__Problem details__
Print out every line, exactly as written.
── Stored records
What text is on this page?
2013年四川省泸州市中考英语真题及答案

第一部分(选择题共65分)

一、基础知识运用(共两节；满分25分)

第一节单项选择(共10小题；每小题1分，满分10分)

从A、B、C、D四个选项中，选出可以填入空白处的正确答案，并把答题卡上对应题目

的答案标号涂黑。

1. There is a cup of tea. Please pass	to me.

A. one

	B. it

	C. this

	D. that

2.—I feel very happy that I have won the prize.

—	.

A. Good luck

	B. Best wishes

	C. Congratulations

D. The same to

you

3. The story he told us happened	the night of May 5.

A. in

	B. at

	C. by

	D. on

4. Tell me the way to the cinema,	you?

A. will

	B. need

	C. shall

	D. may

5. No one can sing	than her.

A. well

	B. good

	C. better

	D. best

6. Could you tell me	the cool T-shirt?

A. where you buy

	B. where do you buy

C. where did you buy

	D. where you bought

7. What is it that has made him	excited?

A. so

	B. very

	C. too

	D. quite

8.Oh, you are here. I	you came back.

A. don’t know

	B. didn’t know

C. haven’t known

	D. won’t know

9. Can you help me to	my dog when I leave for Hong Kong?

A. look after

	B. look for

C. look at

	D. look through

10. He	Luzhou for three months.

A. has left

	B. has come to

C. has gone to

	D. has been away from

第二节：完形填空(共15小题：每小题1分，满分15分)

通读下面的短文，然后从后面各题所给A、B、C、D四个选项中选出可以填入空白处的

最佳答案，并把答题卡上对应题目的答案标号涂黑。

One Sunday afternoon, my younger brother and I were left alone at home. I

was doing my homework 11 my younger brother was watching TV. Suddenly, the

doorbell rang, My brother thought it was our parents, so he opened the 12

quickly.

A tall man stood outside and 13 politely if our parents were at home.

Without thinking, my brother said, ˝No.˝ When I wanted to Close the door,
────
__Finished answer__
What text is on this page?
2013年四川省泸州市中考英语真题及答案

第一部分(选择题共65分)

一、基础知识运用(共两节；满分25分)

第一节单项选择(共10小题；每小题1分，满分10分)

从A、B、C、D四个选项中，选出可以填入空白处的正确答案，并把答题卡上对应题目

的答案标号涂黑。

1. There is a cup of tea. Please pass	to me.

A. one

	B. it

	C. this

	D. that

2.—I feel very happy that I have won the prize.

—	.

A. Good luck

	B. Best wishes

	C. Congratulations

D. The same to

you

3. The story he told us happened	the night of May 5.

A. in

	B. at

	C. by

	D. on

4. Tell me the way to the cinema,	you?

A. will

	B. need

	C. shall

	D. may

5. No one can sing	than her.

A. well

	B. good

	C. better

	D. best

6. Could you tell me	the cool T-shirt?

A. where you buy

	B. where do you buy

C. where did you buy

	D. where you bought

7. What is it that has made him	excited?

A. so

	B. very

	C. too

	D. quite

8.Oh, you are here. I	you came back.

A. don’t know

	B. didn’t know

C. haven’t known

	D. won’t know

9. Can you help me to	my dog when I leave for Hong Kong?

A. look after

	B. look for

C. look at

	D. look through

10. He	Luzhou for three months.

A. has left

	B. has come to

C. has gone to

	D. has been away from

第二节：完形填空(共15小题：每小题1分，满分15分)

通读下面的短文，然后从后面各题所给A、B、C、D四个选项中选出可以填入空白处的

最佳答案，并把答题卡上对应题目的答案标号涂黑。

One Sunday afternoon, my younger brother and I were left alone at home. I

was doing my homework 11 my younger brother was watching TV. Suddenly, the

doorbell rang, My brother thought it was our parents, so he opened the 12

quickly.

A tall man stood outside and 13 politely if our parents were at home.

Without thinking, my brother said, ˝No.˝ When I wanted to Close the door,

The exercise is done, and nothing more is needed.